STATED GOAL>
Quote the whole listing exactly. Leave the pictures out of your copy.
# START OF MATERIALS PROVIDED
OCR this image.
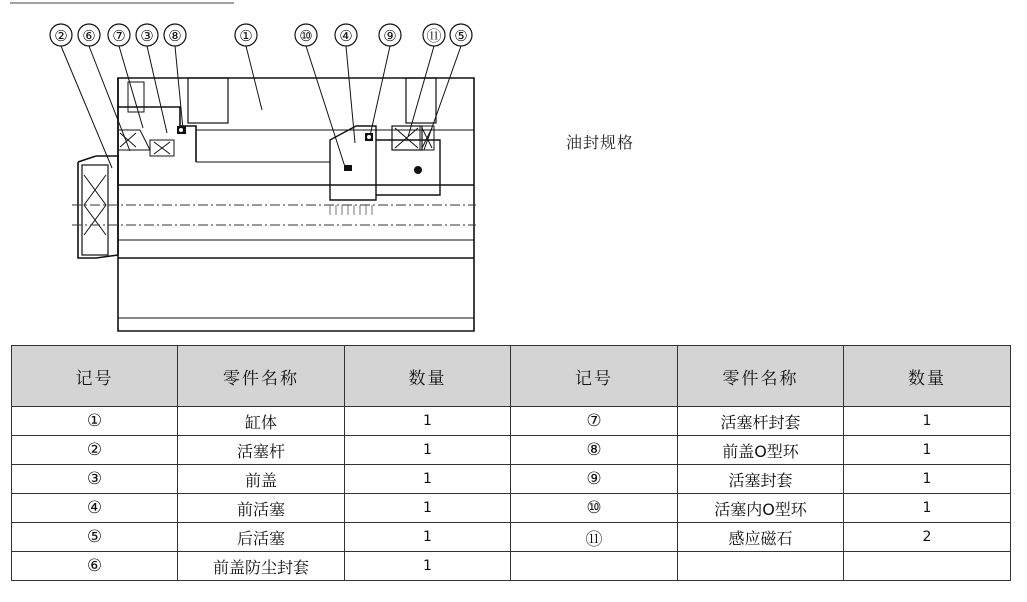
② ⑥ ⑦ ③ ⑧	①	⑩ ④ ⑨ ⑪ ⑤
油封规格
记号	零件名称	数量	记号	零件名称	数量
①	缸体	1	⑦	活塞杆封套	1
②	活塞杆	1	⑧	前盖O型环	1
③	前盖	1	⑨	活塞封套	1
④	前活塞	1	⑩	活塞内O型环	1
⑤	后活塞	1	⑪	感应磁石	2
⑥	前盖防尘封套	1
# END OF MATERIALS PROVIDED
SOLUTION FOR THIS PROBLEM>
OCR this image.
② ⑥ ⑦ ③ ⑧	①	⑩ ④ ⑨ ⑪ ⑤
油封规格
记号	零件名称	数量	记号	零件名称	数量
①	缸体	1	⑦	活塞杆封套	1
②	活塞杆	1	⑧	前盖O型环	1
③	前盖	1	⑨	活塞封套	1
④	前活塞	1	⑩	活塞内O型环	1
⑤	后活塞	1	⑪	感应磁石	2
⑥	前盖防尘封套	1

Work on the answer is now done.